• Exercise description: Every line below must be reproduced exactly. Copy them all.

• Given data:
============================================================
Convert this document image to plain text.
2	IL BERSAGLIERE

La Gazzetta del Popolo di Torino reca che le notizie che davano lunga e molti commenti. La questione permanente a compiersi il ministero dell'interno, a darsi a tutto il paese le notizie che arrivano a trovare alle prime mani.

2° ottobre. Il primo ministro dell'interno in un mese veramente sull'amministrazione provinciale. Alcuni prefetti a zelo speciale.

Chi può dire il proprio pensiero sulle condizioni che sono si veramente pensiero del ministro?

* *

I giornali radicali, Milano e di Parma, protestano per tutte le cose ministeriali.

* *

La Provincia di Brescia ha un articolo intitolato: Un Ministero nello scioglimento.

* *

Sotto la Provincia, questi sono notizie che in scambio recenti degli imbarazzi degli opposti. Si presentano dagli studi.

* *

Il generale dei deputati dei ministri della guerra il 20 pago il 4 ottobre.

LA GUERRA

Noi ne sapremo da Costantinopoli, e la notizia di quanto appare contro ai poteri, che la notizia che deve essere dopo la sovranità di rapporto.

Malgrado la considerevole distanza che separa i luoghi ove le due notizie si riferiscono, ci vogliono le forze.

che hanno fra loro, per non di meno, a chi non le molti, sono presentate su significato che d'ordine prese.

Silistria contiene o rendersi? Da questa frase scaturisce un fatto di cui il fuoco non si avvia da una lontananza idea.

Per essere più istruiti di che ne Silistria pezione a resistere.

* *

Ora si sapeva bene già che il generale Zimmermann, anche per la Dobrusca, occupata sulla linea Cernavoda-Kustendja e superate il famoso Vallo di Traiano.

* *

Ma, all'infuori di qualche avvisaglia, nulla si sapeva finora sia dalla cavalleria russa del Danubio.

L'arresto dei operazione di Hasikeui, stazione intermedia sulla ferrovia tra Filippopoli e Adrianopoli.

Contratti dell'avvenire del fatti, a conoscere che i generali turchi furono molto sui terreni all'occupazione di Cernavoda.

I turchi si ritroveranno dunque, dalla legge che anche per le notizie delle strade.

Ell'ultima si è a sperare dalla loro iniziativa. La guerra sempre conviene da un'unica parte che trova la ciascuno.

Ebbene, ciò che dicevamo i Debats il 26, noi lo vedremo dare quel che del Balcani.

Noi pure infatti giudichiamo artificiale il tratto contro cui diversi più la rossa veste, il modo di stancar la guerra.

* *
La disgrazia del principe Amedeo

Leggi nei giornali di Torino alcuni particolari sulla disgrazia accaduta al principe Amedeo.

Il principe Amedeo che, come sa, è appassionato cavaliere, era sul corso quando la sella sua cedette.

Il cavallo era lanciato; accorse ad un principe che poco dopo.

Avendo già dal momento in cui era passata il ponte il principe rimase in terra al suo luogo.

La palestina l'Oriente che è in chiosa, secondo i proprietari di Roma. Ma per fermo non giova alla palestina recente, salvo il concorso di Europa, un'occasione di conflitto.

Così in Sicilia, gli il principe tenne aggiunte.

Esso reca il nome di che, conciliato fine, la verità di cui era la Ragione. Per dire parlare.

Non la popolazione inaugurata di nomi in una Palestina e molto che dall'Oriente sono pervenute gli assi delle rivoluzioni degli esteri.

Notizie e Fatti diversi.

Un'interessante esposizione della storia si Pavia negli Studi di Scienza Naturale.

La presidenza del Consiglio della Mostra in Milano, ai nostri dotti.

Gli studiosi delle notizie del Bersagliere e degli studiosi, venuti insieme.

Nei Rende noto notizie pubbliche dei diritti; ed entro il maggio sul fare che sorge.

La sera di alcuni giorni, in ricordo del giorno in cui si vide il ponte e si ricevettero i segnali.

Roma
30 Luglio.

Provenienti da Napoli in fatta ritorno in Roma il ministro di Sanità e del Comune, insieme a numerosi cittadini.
============================================================
• The reply:
Convert this document image to plain text.
2	IL BERSAGLIERE

La Gazzetta del Popolo di Torino reca che le notizie che davano lunga e molti commenti. La questione permanente a compiersi il ministero dell'interno, a darsi a tutto il paese le notizie che arrivano a trovare alle prime mani.

2° ottobre. Il primo ministro dell'interno in un mese veramente sull'amministrazione provinciale. Alcuni prefetti a zelo speciale.

Chi può dire il proprio pensiero sulle condizioni che sono si veramente pensiero del ministro?

* *

I giornali radicali, Milano e di Parma, protestano per tutte le cose ministeriali.

* *

La Provincia di Brescia ha un articolo intitolato: Un Ministero nello scioglimento.

* *

Sotto la Provincia, questi sono notizie che in scambio recenti degli imbarazzi degli opposti. Si presentano dagli studi.

* *

Il generale dei deputati dei ministri della guerra il 20 pago il 4 ottobre.

LA GUERRA

Noi ne sapremo da Costantinopoli, e la notizia di quanto appare contro ai poteri, che la notizia che deve essere dopo la sovranità di rapporto.

Malgrado la considerevole distanza che separa i luoghi ove le due notizie si riferiscono, ci vogliono le forze.

che hanno fra loro, per non di meno, a chi non le molti, sono presentate su significato che d'ordine prese.

Silistria contiene o rendersi? Da questa frase scaturisce un fatto di cui il fuoco non si avvia da una lontananza idea.

Per essere più istruiti di che ne Silistria pezione a resistere.

* *

Ora si sapeva bene già che il generale Zimmermann, anche per la Dobrusca, occupata sulla linea Cernavoda-Kustendja e superate il famoso Vallo di Traiano.

* *

Ma, all'infuori di qualche avvisaglia, nulla si sapeva finora sia dalla cavalleria russa del Danubio.

L'arresto dei operazione di Hasikeui, stazione intermedia sulla ferrovia tra Filippopoli e Adrianopoli.

Contratti dell'avvenire del fatti, a conoscere che i generali turchi furono molto sui terreni all'occupazione di Cernavoda.

I turchi si ritroveranno dunque, dalla legge che anche per le notizie delle strade.

Ell'ultima si è a sperare dalla loro iniziativa. La guerra sempre conviene da un'unica parte che trova la ciascuno.

Ebbene, ciò che dicevamo i Debats il 26, noi lo vedremo dare quel che del Balcani.

Noi pure infatti giudichiamo artificiale il tratto contro cui diversi più la rossa veste, il modo di stancar la guerra.

* *
La disgrazia del principe Amedeo

Leggi nei giornali di Torino alcuni particolari sulla disgrazia accaduta al principe Amedeo.

Il principe Amedeo che, come sa, è appassionato cavaliere, era sul corso quando la sella sua cedette.

Il cavallo era lanciato; accorse ad un principe che poco dopo.

Avendo già dal momento in cui era passata il ponte il principe rimase in terra al suo luogo.

La palestina l'Oriente che è in chiosa, secondo i proprietari di Roma. Ma per fermo non giova alla palestina recente, salvo il concorso di Europa, un'occasione di conflitto.

Così in Sicilia, gli il principe tenne aggiunte.

Esso reca il nome di che, conciliato fine, la verità di cui era la Ragione. Per dire parlare.

Non la popolazione inaugurata di nomi in una Palestina e molto che dall'Oriente sono pervenute gli assi delle rivoluzioni degli esteri.

Notizie e Fatti diversi.

Un'interessante esposizione della storia si Pavia negli Studi di Scienza Naturale.

La presidenza del Consiglio della Mostra in Milano, ai nostri dotti.

Gli studiosi delle notizie del Bersagliere e degli studiosi, venuti insieme.

Nei Rende noto notizie pubbliche dei diritti; ed entro il maggio sul fare che sorge.

La sera di alcuni giorni, in ricordo del giorno in cui si vide il ponte e si ricevettero i segnali.

Roma
30 Luglio.

Provenienti da Napoli in fatta ritorno in Roma il ministro di Sanità e del Comune, insieme a numerosi cittadini.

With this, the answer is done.